**OBJECTIF ÉNONCÉ 1**
Restituez sans aucune modification, parmi les rangées, les lignes situées entre celle qui contient « Patent image size: (637, 886). » et celle qui contient « The optical fiber 1 is at (257, 684). », ces deux lignes comprises.

**EXTRAIT DU TEXTE**
César Balbo formait, avec Gioberti et Maxime d’Azeglio, le centre héroïque de l’Italie nouvelle. Le regard s’arrête volontiers sur de pareilles figures, au sortir du spectacle auquel on vient d’assister. Ils sont, à eux trois, l’honnêteté, la conscience, l’enthousiasme, et leurs erreurs de théorie et de pratique sont compensées, au point de vue moral, par la ferveur de sentiment qui les attache à leur cause. César Balbo se fit connaître le premier par son remarquable ouvrage sur la vie de Dante. L’abbé Gioberti vint ensuite et publia en 1843, à Bruxelles, son Primato degli Italiani, appelant toutes les forces de la péninsule, depuis le pape et les jésuites jusqu’aux Autrichiens, à la régénérer : dernière sommation pacifique de la justice opprimée avant sa déclaration de guerre. Les jésuites et les Autrichiens ayant refusé, Gioberti déclara qu’ils avaient forfait à la religion et à la patrie. Pendant ce temps, Maxime d’Azeglio, heureux et séduisant caractère, aimé dans toute l’Italie, qu’il parcourait souvent, reprochait aux factions démocratiques leurs inutiles complots, et prêchait la concorde entre tous les Italiens, et entre eux seuls. Gioberti et d’Azeglio combattaient ainsi dans deux foyers opposés le mal que Balbo déplorait, les sociétés secrètes ; l’un s’était chargé des jésuites, l’autre de Mazzini. Le premier, frère indomptable de l’indomptable Lamennais, finit par ne plus croire à la papauté pour avoir trop présumé du pape ; le second, génie profondément sympathique, éleva le niveau moral des populations et symbolisa, sous ce climat qui engendre d’incomparables artistes, l’ennoblissement de l’art par la liberté[1]. Quant à Balbo, théoricien plus froid et plus rigoureux, il résume en lui-même ce qu’il y a de solide dans ces

  1. Maxime d’Azeglio fut d’abord connu comme l’un des paysagistes les plus estimés d’Italie. Son premier roman, Ettore Fieramosca, fut mis au rang des Fiancés, et c’était stricte justice. Niccolò de’ Lapi, publié en 1840, précéda de peu de mois son fameux livre sur les événemens de la Romagne, qui valut à sa femme, la fille de Manzoni, une expulsion solennelle de Milan.

**OBJECTIF ÉNONCÉ 2**
Retranscrivez fidèlement le passage de l'extrait du texte allant de « 1. Maxime d’Azeglio » à « solennelle de Milan. », bornes incluses.

**DONNÉES FOURNIES**
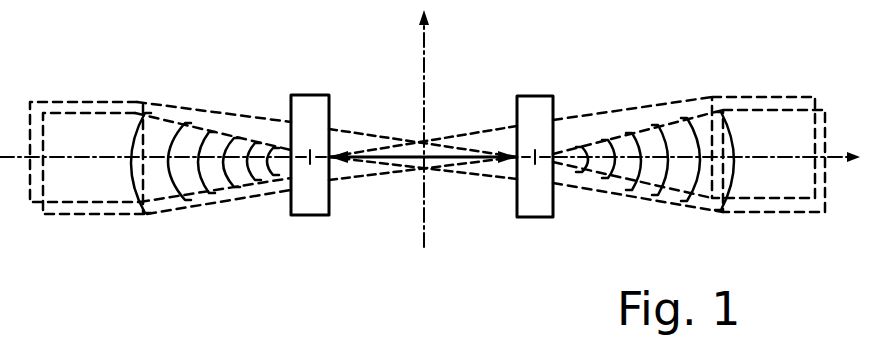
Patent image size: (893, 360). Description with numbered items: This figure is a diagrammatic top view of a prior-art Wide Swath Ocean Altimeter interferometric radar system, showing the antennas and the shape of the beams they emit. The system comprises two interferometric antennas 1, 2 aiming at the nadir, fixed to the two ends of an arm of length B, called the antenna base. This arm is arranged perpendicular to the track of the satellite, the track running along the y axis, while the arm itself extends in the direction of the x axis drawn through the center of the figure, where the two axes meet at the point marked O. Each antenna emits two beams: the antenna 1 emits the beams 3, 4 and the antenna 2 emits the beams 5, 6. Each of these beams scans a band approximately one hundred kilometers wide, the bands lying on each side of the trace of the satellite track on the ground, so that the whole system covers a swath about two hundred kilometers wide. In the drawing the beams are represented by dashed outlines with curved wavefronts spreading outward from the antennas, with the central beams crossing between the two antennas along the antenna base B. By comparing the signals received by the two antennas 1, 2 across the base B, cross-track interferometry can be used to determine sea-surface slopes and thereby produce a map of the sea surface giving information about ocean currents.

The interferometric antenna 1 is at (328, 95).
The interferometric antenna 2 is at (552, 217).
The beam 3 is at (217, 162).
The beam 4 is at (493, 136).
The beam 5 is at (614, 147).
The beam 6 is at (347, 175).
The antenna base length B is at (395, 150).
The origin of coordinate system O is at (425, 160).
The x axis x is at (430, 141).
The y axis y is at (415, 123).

---

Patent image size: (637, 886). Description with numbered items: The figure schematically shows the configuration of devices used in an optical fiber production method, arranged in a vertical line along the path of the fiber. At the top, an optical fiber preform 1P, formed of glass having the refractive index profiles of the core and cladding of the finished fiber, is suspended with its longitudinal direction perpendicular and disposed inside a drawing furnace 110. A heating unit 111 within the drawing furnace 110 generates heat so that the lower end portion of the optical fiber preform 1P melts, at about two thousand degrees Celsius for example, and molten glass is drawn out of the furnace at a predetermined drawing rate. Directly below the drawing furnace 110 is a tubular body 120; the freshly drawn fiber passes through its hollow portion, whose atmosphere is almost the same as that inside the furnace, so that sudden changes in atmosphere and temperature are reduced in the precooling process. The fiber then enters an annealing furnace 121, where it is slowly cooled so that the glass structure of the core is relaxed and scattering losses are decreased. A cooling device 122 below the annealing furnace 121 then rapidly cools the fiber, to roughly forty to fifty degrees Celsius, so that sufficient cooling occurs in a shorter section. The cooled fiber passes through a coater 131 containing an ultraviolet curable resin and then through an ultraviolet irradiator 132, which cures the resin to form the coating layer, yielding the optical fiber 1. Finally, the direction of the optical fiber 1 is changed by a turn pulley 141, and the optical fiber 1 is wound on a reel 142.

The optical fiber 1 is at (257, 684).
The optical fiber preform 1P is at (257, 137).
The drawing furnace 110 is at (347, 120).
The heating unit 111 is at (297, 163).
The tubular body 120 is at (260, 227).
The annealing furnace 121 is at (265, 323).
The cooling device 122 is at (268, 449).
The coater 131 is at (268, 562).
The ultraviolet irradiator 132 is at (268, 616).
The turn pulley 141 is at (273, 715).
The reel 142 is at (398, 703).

...

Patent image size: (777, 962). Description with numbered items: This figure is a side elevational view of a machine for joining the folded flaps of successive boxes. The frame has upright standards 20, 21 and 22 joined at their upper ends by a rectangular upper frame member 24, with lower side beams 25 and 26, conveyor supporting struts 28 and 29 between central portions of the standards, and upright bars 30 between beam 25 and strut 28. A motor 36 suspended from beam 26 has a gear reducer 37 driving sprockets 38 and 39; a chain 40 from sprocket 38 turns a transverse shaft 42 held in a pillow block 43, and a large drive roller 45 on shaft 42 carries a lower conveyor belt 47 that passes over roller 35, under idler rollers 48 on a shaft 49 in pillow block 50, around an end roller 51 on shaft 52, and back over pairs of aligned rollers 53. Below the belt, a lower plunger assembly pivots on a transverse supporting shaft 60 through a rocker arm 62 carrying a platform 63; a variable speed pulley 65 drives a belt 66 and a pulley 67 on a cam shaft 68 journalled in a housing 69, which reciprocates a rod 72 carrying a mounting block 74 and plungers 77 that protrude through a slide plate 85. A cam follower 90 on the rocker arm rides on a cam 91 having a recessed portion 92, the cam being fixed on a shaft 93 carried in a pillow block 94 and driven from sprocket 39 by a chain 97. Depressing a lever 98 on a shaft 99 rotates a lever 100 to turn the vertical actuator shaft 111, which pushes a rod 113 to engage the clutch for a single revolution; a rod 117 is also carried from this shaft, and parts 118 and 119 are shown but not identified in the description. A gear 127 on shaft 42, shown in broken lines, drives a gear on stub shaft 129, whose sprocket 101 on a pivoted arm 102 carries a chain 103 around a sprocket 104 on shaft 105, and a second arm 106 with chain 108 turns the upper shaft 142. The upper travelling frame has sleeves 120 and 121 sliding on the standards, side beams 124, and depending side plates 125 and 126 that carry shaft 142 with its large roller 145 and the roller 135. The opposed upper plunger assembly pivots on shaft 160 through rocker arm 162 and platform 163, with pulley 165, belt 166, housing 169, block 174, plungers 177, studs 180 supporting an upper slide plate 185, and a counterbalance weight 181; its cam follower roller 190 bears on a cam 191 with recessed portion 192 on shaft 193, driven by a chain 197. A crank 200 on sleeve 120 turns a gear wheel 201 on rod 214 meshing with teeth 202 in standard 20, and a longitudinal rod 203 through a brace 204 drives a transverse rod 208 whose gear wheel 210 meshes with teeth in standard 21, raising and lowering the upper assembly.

**RÉPONSE CORRECTE 1**
Patent image size: (637, 886). Description with numbered items: The figure schematically shows the configuration of devices used in an optical fiber production method, arranged in a vertical line along the path of the fiber. At the top, an optical fiber preform 1P, formed of glass having the refractive index profiles of the core and cladding of the finished fiber, is suspended with its longitudinal direction perpendicular and disposed inside a drawing furnace 110. A heating unit 111 within the drawing furnace 110 generates heat so that the lower end portion of the optical fiber preform 1P melts, at about two thousand degrees Celsius for example, and molten glass is drawn out of the furnace at a predetermined drawing rate. Directly below the drawing furnace 110 is a tubular body 120; the freshly drawn fiber passes through its hollow portion, whose atmosphere is almost the same as that inside the furnace, so that sudden changes in atmosphere and temperature are reduced in the precooling process. The fiber then enters an annealing furnace 121, where it is slowly cooled so that the glass structure of the core is relaxed and scattering losses are decreased. A cooling device 122 below the annealing furnace 121 then rapidly cools the fiber, to roughly forty to fifty degrees Celsius, so that sufficient cooling occurs in a shorter section. The cooled fiber passes through a coater 131 containing an ultraviolet curable resin and then through an ultraviolet irradiator 132, which cures the resin to form the coating layer, yielding the optical fiber 1. Finally, the direction of the optical fiber 1 is changed by a turn pulley 141, and the optical fiber 1 is wound on a reel 142.

The optical fiber 1 is at (257, 684).

**RÉPONSE CORRECTE 2**
1. Maxime d’Azeglio fut d’abord connu comme l’un des paysagistes les plus estimés d’Italie. Son premier roman, Ettore Fieramosca, fut mis au rang des Fiancés, et c’était stricte justice. Niccolò de’ Lapi, publié en 1840, précéda de peu de mois son fameux livre sur les événemens de la Romagne, qui valut à sa femme, la fille de Manzoni, une expulsion solennelle de Milan.